### [Supplied material]
## start

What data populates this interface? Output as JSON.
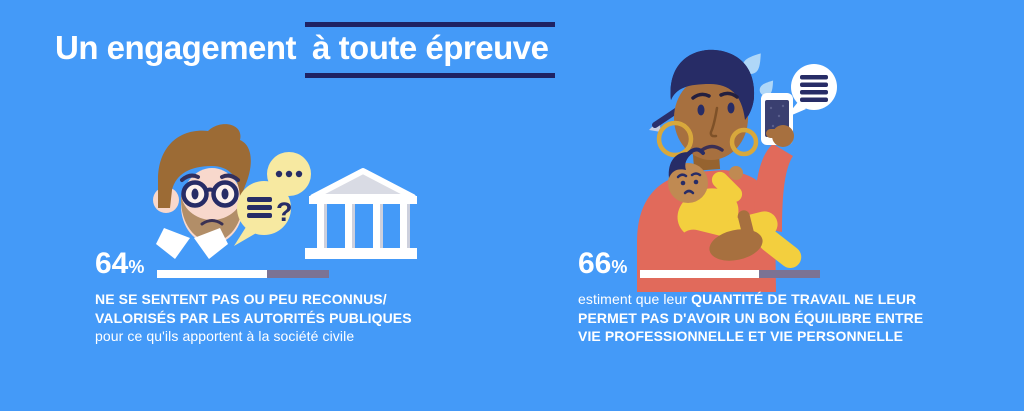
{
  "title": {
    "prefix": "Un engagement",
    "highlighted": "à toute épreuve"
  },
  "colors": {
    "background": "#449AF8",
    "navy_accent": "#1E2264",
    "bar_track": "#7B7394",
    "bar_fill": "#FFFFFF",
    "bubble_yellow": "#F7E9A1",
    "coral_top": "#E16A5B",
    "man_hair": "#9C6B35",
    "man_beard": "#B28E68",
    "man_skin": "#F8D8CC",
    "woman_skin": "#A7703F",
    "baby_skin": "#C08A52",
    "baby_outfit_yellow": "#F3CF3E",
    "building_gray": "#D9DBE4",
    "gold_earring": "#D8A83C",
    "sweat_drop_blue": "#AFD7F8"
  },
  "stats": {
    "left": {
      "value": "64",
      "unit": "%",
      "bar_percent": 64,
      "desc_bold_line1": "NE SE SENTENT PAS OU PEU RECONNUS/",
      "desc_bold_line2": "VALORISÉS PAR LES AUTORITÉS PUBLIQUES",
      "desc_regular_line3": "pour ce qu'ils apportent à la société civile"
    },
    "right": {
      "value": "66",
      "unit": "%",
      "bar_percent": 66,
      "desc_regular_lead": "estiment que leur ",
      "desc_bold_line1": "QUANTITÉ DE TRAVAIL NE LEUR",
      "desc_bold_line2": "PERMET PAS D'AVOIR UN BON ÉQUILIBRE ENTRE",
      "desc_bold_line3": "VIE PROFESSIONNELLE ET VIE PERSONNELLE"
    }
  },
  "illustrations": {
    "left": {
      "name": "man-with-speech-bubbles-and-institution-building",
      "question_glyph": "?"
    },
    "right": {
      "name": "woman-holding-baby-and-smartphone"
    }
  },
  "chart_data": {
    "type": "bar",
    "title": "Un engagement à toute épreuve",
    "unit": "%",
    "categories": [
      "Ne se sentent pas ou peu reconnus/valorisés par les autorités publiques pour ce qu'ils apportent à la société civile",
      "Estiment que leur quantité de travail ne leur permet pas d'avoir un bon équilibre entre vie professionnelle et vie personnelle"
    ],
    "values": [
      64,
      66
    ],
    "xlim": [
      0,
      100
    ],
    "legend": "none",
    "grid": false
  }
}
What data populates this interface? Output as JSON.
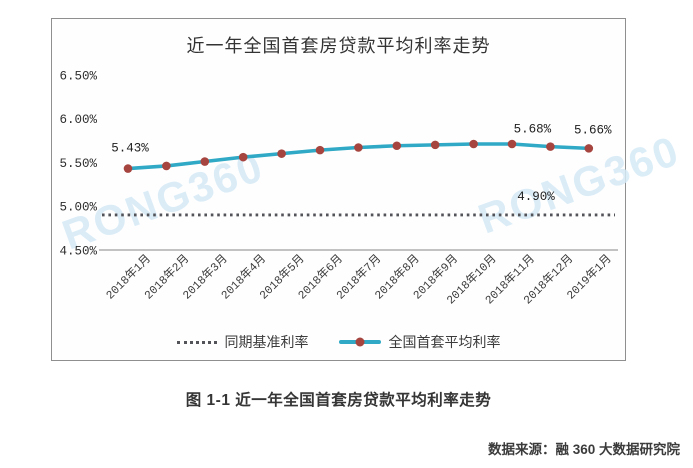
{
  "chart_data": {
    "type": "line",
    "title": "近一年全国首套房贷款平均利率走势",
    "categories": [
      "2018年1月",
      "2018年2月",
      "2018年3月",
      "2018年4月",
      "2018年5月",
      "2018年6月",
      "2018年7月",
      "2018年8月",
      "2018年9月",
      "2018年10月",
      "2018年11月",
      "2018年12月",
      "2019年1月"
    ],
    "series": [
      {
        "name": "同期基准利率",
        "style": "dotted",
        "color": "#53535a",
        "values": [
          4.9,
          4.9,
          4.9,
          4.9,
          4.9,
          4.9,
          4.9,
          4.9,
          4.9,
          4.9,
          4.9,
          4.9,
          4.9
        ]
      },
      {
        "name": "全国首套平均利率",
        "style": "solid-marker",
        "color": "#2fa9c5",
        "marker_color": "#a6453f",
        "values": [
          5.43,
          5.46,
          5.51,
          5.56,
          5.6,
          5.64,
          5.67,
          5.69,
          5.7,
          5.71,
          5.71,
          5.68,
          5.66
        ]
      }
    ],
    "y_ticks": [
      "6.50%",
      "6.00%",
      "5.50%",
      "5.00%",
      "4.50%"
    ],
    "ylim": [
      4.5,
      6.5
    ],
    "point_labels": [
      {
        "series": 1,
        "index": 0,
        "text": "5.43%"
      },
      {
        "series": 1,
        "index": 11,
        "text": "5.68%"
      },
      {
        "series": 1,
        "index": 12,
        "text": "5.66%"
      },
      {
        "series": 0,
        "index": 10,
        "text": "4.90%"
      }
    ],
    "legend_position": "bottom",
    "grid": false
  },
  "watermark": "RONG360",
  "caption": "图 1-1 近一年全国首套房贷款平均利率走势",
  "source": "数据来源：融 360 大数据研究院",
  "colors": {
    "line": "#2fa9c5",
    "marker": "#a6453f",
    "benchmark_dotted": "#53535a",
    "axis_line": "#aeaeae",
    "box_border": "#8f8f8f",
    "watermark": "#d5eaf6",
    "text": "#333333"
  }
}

## end

### [What to produce]
Count up every line above that has the word "pour" in it; answer with the number alone.

### [Task answer]
2